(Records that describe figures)
>>>
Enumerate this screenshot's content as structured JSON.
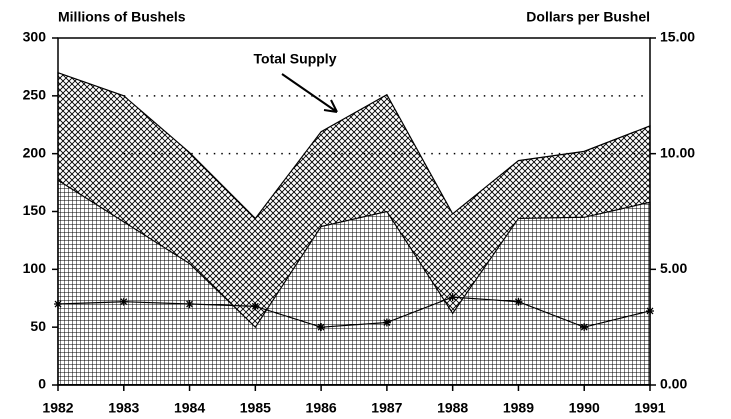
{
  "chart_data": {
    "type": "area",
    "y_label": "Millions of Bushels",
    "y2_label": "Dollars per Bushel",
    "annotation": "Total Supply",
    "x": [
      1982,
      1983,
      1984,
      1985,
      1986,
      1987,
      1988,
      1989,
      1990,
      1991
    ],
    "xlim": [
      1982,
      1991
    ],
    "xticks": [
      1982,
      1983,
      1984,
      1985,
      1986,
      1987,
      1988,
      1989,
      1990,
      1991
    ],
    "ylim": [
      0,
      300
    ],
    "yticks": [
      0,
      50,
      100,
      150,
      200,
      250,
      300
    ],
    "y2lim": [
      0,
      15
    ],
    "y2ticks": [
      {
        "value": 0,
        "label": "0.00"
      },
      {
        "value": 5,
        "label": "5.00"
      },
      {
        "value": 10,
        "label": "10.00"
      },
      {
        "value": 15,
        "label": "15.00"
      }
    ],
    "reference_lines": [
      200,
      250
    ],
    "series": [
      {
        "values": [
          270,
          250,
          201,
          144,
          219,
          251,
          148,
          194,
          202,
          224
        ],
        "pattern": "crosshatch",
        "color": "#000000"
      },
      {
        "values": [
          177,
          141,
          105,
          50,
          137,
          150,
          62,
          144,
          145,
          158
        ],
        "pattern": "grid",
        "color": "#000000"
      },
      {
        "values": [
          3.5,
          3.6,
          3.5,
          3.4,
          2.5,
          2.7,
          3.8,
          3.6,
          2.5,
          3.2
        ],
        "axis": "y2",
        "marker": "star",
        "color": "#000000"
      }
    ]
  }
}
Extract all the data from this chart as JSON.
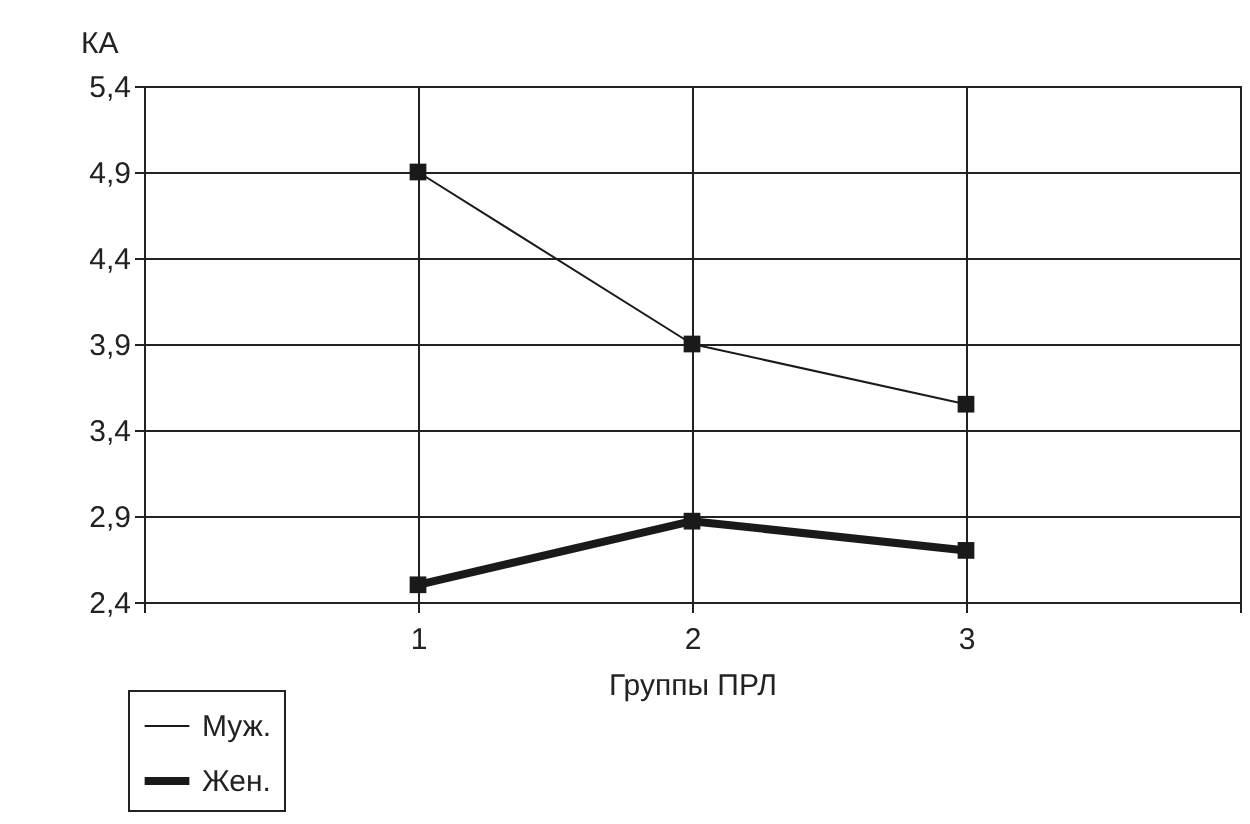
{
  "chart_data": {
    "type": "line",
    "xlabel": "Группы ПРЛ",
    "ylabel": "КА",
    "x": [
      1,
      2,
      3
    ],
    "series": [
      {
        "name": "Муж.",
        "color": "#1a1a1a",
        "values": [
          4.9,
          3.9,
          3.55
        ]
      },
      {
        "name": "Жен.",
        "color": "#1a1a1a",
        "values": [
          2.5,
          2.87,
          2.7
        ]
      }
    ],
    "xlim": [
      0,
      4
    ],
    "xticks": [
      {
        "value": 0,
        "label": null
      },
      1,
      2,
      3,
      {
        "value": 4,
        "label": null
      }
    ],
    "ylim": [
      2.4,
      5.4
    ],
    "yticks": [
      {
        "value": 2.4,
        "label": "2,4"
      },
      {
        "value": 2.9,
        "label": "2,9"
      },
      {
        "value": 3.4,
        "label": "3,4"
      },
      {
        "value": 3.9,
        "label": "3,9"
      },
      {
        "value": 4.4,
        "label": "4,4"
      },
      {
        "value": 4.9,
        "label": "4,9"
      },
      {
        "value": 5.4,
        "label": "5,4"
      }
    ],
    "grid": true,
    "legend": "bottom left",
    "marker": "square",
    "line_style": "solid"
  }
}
<<<
Task goal: Return all the lines that contain the string "this".

Written response:
Enumerate this screenshot's content as structured JSON.
Extract all the data from this chart as JSON.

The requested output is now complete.